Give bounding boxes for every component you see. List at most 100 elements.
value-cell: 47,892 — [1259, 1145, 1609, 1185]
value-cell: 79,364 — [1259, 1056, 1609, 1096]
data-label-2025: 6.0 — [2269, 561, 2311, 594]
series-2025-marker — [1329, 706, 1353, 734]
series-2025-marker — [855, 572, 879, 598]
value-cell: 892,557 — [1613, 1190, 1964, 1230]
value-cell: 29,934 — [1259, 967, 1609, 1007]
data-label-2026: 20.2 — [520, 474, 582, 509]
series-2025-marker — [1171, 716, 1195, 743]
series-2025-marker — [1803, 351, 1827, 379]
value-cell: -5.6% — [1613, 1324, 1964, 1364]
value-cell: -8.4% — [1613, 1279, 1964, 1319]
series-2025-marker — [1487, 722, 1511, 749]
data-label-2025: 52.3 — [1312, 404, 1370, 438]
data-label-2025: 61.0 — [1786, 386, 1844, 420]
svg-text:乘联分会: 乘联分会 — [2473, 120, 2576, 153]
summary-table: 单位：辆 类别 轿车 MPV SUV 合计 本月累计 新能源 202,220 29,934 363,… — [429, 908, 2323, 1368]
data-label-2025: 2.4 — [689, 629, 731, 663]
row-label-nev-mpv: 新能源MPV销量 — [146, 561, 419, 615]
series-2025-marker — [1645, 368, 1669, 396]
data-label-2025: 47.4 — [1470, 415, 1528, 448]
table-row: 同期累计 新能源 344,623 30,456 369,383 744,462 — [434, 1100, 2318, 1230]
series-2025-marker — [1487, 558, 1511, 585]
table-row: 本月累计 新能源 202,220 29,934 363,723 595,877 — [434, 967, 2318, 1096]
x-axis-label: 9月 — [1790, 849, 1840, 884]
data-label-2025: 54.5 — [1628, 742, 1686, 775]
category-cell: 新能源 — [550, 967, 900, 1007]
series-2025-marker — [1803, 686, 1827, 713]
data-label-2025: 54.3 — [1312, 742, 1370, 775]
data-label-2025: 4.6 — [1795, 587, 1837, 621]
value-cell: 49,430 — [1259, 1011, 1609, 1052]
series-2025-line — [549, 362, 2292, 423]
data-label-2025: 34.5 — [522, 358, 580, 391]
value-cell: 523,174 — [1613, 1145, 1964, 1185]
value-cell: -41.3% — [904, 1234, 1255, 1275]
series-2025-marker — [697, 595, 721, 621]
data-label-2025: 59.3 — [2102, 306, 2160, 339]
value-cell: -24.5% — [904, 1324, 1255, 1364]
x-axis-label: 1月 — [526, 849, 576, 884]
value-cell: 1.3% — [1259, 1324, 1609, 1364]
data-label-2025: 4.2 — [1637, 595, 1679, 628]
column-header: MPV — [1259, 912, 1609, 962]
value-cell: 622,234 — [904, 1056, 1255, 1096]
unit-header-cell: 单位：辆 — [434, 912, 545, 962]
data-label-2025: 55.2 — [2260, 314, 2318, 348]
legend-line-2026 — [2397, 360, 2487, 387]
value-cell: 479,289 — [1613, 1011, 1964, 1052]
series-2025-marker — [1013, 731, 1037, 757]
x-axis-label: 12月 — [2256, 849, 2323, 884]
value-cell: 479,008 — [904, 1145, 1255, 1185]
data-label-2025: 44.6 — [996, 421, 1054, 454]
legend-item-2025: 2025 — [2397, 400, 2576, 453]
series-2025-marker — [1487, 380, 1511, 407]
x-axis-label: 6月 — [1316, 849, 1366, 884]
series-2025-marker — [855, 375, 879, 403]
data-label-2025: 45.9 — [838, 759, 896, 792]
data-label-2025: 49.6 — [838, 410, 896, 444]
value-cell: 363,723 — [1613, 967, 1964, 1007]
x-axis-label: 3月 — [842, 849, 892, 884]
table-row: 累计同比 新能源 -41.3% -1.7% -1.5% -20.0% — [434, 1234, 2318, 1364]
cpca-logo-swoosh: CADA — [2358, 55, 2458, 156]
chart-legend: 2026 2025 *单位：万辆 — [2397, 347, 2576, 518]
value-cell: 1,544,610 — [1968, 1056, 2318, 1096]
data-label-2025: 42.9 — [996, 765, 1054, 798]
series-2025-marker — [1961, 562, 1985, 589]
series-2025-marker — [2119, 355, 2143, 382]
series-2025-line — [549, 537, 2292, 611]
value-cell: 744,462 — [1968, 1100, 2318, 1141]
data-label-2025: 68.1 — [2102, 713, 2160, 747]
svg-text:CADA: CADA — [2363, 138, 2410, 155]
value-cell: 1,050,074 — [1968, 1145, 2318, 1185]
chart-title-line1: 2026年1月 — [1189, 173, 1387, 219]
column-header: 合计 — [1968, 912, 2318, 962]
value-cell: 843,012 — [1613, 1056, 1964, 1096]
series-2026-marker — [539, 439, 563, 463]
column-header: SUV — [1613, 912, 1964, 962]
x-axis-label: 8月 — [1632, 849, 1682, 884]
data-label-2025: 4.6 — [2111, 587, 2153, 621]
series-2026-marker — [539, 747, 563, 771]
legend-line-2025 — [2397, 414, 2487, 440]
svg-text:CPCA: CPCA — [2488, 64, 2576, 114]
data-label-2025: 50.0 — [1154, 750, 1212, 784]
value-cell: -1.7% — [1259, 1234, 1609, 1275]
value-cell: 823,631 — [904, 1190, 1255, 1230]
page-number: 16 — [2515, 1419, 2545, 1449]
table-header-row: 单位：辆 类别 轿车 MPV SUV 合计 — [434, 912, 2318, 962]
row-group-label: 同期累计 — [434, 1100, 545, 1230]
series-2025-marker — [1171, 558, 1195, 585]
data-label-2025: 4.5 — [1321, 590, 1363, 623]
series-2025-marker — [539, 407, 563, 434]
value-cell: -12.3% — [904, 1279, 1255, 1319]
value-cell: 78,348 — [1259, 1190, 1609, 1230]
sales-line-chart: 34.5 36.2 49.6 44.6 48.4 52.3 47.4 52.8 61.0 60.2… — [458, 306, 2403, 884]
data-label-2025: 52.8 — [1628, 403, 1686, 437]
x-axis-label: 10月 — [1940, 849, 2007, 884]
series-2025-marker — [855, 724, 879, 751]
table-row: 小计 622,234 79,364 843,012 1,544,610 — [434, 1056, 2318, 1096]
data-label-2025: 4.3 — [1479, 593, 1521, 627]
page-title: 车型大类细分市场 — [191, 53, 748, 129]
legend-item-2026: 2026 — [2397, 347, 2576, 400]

» What to do: Recast every line of the material above as a JSON list of strings, one string per line, skipping any blank lines.

» Solution:
[
  "Give bounding boxes for every component you see. List at most 100 elements.",
  "value-cell: 47,892 — [1259, 1145, 1609, 1185]",
  "value-cell: 79,364 — [1259, 1056, 1609, 1096]",
  "data-label-2025: 6.0 — [2269, 561, 2311, 594]",
  "series-2025-marker — [1329, 706, 1353, 734]",
  "series-2025-marker — [855, 572, 879, 598]",
  "value-cell: 892,557 — [1613, 1190, 1964, 1230]",
  "value-cell: 29,934 — [1259, 967, 1609, 1007]",
  "data-label-2026: 20.2 — [520, 474, 582, 509]",
  "series-2025-marker — [1171, 716, 1195, 743]",
  "series-2025-marker — [1803, 351, 1827, 379]",
  "value-cell: -5.6% — [1613, 1324, 1964, 1364]",
  "value-cell: -8.4% — [1613, 1279, 1964, 1319]",
  "series-2025-marker — [1487, 722, 1511, 749]",
  "data-label-2025: 52.3 — [1312, 404, 1370, 438]",
  "data-label-2025: 61.0 — [1786, 386, 1844, 420]",
  "svg-text:乘联分会: 乘联分会 — [2473, 120, 2576, 153]",
  "summary-table: 单位：辆 类别 轿车 MPV SUV 合计 本月累计 新能源 202,220 29,934 363,… — [429, 908, 2323, 1368]",
  "data-label-2025: 2.4 — [689, 629, 731, 663]",
  "row-label-nev-mpv: 新能源MPV销量 — [146, 561, 419, 615]",
  "series-2025-marker — [1645, 368, 1669, 396]",
  "data-label-2025: 47.4 — [1470, 415, 1528, 448]",
  "table-row: 同期累计 新能源 344,623 30,456 369,383 744,462 — [434, 1100, 2318, 1230]",
  "series-2025-marker — [1487, 558, 1511, 585]",
  "table-row: 本月累计 新能源 202,220 29,934 363,723 595,877 — [434, 967, 2318, 1096]",
  "x-axis-label: 9月 — [1790, 849, 1840, 884]",
  "data-label-2025: 54.5 — [1628, 742, 1686, 775]",
  "category-cell: 新能源 — [550, 967, 900, 1007]",
  "series-2025-marker — [1803, 686, 1827, 713]",
  "data-label-2025: 54.3 — [1312, 742, 1370, 775]",
  "data-label-2025: 4.6 — [1795, 587, 1837, 621]",
  "value-cell: 49,430 — [1259, 1011, 1609, 1052]",
  "series-2025-line — [549, 362, 2292, 423]",
  "data-label-2025: 34.5 — [522, 358, 580, 391]",
  "value-cell: 523,174 — [1613, 1145, 1964, 1185]",
  "value-cell: -41.3% — [904, 1234, 1255, 1275]",
  "series-2025-marker — [697, 595, 721, 621]",
  "data-label-2025: 59.3 — [2102, 306, 2160, 339]",
  "value-cell: -24.5% — [904, 1324, 1255, 1364]",
  "x-axis-label: 1月 — [526, 849, 576, 884]",
  "value-cell: 1.3% — [1259, 1324, 1609, 1364]",
  "data-label-2025: 4.2 — [1637, 595, 1679, 628]",
  "column-header: MPV — [1259, 912, 1609, 962]",
  "value-cell: 622,234 — [904, 1056, 1255, 1096]",
  "unit-header-cell: 单位：辆 — [434, 912, 545, 962]",
  "data-label-2025: 55.2 — [2260, 314, 2318, 348]",
  "legend-line-2026 — [2397, 360, 2487, 387]",
  "value-cell: 479,289 — [1613, 1011, 1964, 1052]",
  "series-2025-marker — [1013, 731, 1037, 757]",
  "x-axis-label: 12月 — [2256, 849, 2323, 884]",
  "value-cell: 479,008 — [904, 1145, 1255, 1185]",
  "data-label-2025: 44.6 — [996, 421, 1054, 454]",
  "legend-item-2025: 2025 — [2397, 400, 2576, 453]",
  "series-2025-marker — [1487, 380, 1511, 407]",
  "x-axis-label: 6月 — [1316, 849, 1366, 884]",
  "series-2025-marker — [855, 375, 879, 403]",
  "data-label-2025: 45.9 — [838, 759, 896, 792]",
  "data-label-2025: 49.6 — [838, 410, 896, 444]",
  "value-cell: 363,723 — [1613, 967, 1964, 1007]",
  "x-axis-label: 3月 — [842, 849, 892, 884]",
  "table-row: 累计同比 新能源 -41.3% -1.7% -1.5% -20.0% — [434, 1234, 2318, 1364]",
  "cpca-logo-swoosh: CADA — [2358, 55, 2458, 156]",
  "chart-legend: 2026 2025 *单位：万辆 — [2397, 347, 2576, 518]",
  "value-cell: 1,544,610 — [1968, 1056, 2318, 1096]",
  "data-label-2025: 42.9 — [996, 765, 1054, 798]",
  "series-2025-marker — [1961, 562, 1985, 589]",
  "series-2025-marker — [2119, 355, 2143, 382]",
  "series-2025-line — [549, 537, 2292, 611]",
  "value-cell: 744,462 — [1968, 1100, 2318, 1141]",
  "data-label-2025: 68.1 — [2102, 713, 2160, 747]",
  "svg-text:CADA: CADA — [2363, 138, 2410, 155]",
  "value-cell: 1,050,074 — [1968, 1145, 2318, 1185]",
  "chart-title-line1: 2026年1月 — [1189, 173, 1387, 219]",
  "column-header: 合计 — [1968, 912, 2318, 962]",
  "value-cell: 843,012 — [1613, 1056, 1964, 1096]",
  "series-2026-marker — [539, 439, 563, 463]",
  "column-header: SUV — [1613, 912, 1964, 962]",
  "x-axis-label: 8月 — [1632, 849, 1682, 884]",
  "data-label-2025: 4.6 — [2111, 587, 2153, 621]",
  "series-2026-marker — [539, 747, 563, 771]",
  "legend-line-2025 — [2397, 414, 2487, 440]",
  "svg-text:CPCA: CPCA — [2488, 64, 2576, 114]",
  "data-label-2025: 50.0 — [1154, 750, 1212, 784]",
  "value-cell: -1.7% — [1259, 1234, 1609, 1275]",
  "value-cell: 823,631 — [904, 1190, 1255, 1230]",
  "page-number: 16 — [2515, 1419, 2545, 1449]",
  "table-header-row: 单位：辆 类别 轿车 MPV SUV 合计 — [434, 912, 2318, 962]",
  "row-group-label: 同期累计 — [434, 1100, 545, 1230]",
  "series-2025-marker — [1171, 558, 1195, 585]",
  "data-label-2025: 4.5 — [1321, 590, 1363, 623]",
  "series-2025-marker — [539, 407, 563, 434]",
  "value-cell: -12.3% — [904, 1279, 1255, 1319]",
  "value-cell: 78,348 — [1259, 1190, 1609, 1230]",
  "sales-line-chart: 34.5 36.2 49.6 44.6 48.4 52.3 47.4 52.8 61.0 60.2… — [458, 306, 2403, 884]",
  "data-label-2025: 52.8 — [1628, 403, 1686, 437]",
  "x-axis-label: 10月 — [1940, 849, 2007, 884]",
  "series-2025-marker — [855, 724, 879, 751]",
  "table-row: 小计 622,234 79,364 843,012 1,544,610 — [434, 1056, 2318, 1096]",
  "data-label-2025: 4.3 — [1479, 593, 1521, 627]",
  "page-title: 车型大类细分市场 — [191, 53, 748, 129]",
  "legend-item-2026: 2026 — [2397, 347, 2576, 400]"
]